━━━━━ RECORDS SHOWN ━━━━━
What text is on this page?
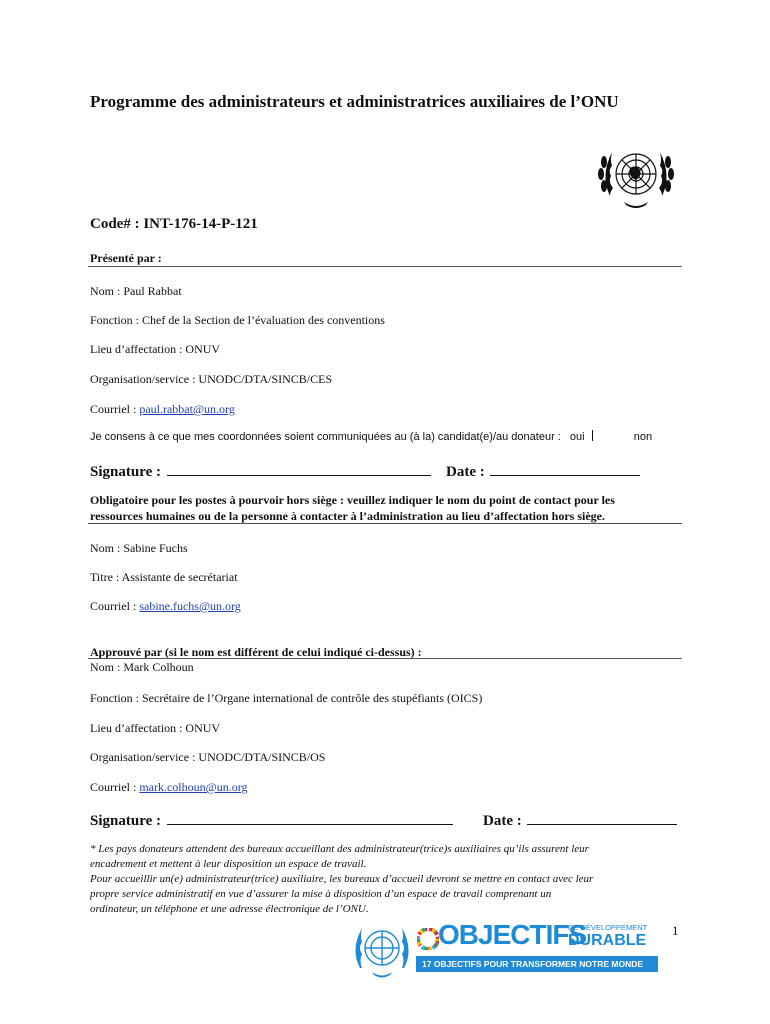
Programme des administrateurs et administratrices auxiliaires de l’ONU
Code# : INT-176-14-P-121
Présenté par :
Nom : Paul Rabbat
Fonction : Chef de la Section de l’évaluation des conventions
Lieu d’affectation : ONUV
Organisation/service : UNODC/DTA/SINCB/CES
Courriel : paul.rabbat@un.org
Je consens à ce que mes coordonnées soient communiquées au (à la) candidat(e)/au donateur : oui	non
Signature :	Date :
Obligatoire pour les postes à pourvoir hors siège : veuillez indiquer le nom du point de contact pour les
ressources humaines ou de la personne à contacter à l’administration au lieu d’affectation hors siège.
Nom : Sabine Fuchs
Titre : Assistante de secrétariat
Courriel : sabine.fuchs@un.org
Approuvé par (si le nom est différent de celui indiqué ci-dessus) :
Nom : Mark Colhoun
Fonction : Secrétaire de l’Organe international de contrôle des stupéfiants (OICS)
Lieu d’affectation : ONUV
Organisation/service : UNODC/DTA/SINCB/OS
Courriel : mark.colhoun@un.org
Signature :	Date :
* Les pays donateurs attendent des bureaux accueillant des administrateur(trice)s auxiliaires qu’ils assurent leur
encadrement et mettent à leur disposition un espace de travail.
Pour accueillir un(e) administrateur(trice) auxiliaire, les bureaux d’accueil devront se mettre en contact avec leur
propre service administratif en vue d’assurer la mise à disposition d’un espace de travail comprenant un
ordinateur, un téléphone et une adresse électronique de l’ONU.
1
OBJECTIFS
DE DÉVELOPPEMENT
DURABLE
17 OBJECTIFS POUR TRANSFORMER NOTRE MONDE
━━━━━
GIVEN TASK | Leave the pictures out and output the rest of the listing exactly.

WORKED SOLUTION |
What text is on this page?
Programme des administrateurs et administratrices auxiliaires de l’ONU
Code# : INT-176-14-P-121
Présenté par :
Nom : Paul Rabbat
Fonction : Chef de la Section de l’évaluation des conventions
Lieu d’affectation : ONUV
Organisation/service : UNODC/DTA/SINCB/CES
Courriel : paul.rabbat@un.org
Je consens à ce que mes coordonnées soient communiquées au (à la) candidat(e)/au donateur : oui	non
Signature :	Date :
Obligatoire pour les postes à pourvoir hors siège : veuillez indiquer le nom du point de contact pour les
ressources humaines ou de la personne à contacter à l’administration au lieu d’affectation hors siège.
Nom : Sabine Fuchs
Titre : Assistante de secrétariat
Courriel : sabine.fuchs@un.org
Approuvé par (si le nom est différent de celui indiqué ci-dessus) :
Nom : Mark Colhoun
Fonction : Secrétaire de l’Organe international de contrôle des stupéfiants (OICS)
Lieu d’affectation : ONUV
Organisation/service : UNODC/DTA/SINCB/OS
Courriel : mark.colhoun@un.org
Signature :	Date :
* Les pays donateurs attendent des bureaux accueillant des administrateur(trice)s auxiliaires qu’ils assurent leur
encadrement et mettent à leur disposition un espace de travail.
Pour accueillir un(e) administrateur(trice) auxiliaire, les bureaux d’accueil devront se mettre en contact avec leur
propre service administratif en vue d’assurer la mise à disposition d’un espace de travail comprenant un
ordinateur, un téléphone et une adresse électronique de l’ONU.
1
OBJECTIFS
DE DÉVELOPPEMENT
DURABLE
17 OBJECTIFS POUR TRANSFORMER NOTRE MONDE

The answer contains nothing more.